++++ TASK INPUTS

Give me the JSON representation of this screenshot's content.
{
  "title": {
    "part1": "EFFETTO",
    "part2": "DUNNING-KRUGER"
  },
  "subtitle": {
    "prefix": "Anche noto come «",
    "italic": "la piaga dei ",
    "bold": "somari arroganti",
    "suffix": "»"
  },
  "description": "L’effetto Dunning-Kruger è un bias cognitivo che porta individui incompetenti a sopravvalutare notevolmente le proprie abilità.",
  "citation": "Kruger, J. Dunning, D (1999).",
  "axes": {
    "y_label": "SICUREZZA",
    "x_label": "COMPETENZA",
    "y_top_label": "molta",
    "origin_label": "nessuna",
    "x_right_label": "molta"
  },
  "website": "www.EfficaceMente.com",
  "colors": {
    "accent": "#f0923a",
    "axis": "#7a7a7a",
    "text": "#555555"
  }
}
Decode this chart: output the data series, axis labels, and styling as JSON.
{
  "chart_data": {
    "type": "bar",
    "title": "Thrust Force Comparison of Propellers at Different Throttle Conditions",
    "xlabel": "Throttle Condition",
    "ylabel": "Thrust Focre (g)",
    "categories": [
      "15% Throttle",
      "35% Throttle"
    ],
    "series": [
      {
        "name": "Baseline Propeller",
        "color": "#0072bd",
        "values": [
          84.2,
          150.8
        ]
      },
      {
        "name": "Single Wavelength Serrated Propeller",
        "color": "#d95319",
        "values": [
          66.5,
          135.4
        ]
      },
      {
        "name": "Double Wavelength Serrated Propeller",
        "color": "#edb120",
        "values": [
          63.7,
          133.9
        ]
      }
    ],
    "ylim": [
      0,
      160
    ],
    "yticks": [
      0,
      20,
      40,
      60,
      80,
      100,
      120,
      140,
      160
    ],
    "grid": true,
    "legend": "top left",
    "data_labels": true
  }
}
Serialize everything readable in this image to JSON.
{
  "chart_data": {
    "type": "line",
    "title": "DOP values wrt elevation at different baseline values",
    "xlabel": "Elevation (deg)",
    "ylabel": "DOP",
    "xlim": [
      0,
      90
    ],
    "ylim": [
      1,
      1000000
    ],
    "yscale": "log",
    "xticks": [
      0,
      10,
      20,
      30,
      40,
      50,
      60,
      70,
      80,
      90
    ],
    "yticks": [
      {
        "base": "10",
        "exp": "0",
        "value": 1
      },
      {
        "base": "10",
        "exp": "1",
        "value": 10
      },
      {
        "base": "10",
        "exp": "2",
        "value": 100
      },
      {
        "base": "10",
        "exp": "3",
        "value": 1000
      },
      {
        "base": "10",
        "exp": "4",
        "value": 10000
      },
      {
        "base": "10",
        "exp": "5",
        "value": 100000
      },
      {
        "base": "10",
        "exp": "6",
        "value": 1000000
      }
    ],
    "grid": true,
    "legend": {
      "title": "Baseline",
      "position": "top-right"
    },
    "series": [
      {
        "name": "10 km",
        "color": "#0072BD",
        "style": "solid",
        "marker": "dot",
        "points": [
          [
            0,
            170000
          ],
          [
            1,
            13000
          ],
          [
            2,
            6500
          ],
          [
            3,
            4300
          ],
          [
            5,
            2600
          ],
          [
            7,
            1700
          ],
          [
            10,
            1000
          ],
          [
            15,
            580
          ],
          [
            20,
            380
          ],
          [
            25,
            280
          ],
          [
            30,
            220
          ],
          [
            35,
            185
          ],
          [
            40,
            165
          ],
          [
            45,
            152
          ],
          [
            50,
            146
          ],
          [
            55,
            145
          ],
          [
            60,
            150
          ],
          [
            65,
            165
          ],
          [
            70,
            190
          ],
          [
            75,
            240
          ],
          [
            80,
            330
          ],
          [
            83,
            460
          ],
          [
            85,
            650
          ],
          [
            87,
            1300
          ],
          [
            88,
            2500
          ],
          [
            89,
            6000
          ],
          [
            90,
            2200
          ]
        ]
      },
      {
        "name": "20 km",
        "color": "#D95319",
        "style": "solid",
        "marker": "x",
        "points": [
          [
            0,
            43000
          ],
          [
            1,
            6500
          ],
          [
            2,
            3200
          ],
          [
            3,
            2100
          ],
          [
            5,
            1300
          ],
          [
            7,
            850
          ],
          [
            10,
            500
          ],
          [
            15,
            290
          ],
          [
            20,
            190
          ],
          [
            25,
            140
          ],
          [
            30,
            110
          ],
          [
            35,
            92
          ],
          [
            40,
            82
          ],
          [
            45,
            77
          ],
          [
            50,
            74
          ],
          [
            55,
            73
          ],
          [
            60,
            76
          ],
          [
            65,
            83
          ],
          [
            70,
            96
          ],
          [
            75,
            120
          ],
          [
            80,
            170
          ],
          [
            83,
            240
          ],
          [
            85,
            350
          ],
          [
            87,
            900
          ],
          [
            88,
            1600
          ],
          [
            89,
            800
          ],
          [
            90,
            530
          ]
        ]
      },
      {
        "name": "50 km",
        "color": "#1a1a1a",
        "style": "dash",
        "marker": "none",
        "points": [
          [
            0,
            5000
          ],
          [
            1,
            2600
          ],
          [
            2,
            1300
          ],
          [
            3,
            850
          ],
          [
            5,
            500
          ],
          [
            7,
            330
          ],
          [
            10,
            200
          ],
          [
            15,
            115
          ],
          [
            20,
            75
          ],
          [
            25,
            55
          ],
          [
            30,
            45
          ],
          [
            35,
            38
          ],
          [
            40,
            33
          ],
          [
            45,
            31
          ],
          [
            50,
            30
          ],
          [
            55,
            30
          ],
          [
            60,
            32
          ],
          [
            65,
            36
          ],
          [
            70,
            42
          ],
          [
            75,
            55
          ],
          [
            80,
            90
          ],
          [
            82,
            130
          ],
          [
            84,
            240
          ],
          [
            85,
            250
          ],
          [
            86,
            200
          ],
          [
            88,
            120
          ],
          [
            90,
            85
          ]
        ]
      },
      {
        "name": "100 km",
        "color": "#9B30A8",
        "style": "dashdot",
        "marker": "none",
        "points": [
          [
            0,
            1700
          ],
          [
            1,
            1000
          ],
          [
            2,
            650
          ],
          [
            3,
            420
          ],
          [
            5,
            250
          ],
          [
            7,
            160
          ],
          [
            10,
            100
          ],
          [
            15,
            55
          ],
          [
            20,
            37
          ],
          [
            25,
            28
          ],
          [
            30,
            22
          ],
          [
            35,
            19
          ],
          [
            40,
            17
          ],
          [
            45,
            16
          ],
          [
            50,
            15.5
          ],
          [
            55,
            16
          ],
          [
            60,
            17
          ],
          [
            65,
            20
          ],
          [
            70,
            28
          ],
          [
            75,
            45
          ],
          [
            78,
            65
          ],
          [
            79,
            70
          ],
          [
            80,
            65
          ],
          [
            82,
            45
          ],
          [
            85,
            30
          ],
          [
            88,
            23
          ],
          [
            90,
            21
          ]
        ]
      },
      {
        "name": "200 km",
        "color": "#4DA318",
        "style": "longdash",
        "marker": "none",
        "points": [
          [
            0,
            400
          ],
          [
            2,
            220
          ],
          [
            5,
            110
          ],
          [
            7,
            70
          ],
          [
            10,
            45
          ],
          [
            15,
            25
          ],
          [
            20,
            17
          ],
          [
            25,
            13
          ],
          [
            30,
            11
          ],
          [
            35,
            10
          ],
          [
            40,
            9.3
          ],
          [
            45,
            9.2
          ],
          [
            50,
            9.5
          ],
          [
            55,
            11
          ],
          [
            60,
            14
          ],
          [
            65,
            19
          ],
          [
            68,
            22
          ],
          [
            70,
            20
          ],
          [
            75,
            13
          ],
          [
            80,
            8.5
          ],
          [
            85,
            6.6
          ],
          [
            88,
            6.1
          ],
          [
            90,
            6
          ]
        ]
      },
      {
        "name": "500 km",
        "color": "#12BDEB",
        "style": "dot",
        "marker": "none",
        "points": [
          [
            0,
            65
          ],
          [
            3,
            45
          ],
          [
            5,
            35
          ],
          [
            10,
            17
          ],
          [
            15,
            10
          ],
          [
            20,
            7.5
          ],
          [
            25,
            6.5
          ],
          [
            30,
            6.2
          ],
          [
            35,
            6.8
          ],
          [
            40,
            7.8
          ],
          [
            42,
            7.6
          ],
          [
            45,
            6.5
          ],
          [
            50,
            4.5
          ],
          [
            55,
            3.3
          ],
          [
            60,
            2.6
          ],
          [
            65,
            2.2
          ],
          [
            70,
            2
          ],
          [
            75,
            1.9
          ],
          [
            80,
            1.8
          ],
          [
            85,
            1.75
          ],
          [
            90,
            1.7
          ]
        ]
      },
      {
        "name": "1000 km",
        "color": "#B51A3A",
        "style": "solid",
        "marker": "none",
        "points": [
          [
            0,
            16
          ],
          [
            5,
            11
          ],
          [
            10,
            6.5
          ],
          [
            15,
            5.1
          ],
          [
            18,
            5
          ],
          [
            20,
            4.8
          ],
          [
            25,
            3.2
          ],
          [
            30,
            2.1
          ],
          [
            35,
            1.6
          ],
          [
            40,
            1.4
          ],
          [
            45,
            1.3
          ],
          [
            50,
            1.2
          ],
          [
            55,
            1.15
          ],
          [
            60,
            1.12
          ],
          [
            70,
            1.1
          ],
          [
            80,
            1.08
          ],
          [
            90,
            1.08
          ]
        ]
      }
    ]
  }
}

++++++++

DIRECTIONS.
Give every line of the material that includes the string "Thrust".

RESPONSE TO THIS EXERCISE.
    "title": "Thrust Force Comparison of Propellers at Different Throttle Conditions",
    "ylabel": "Thrust Focre (g)",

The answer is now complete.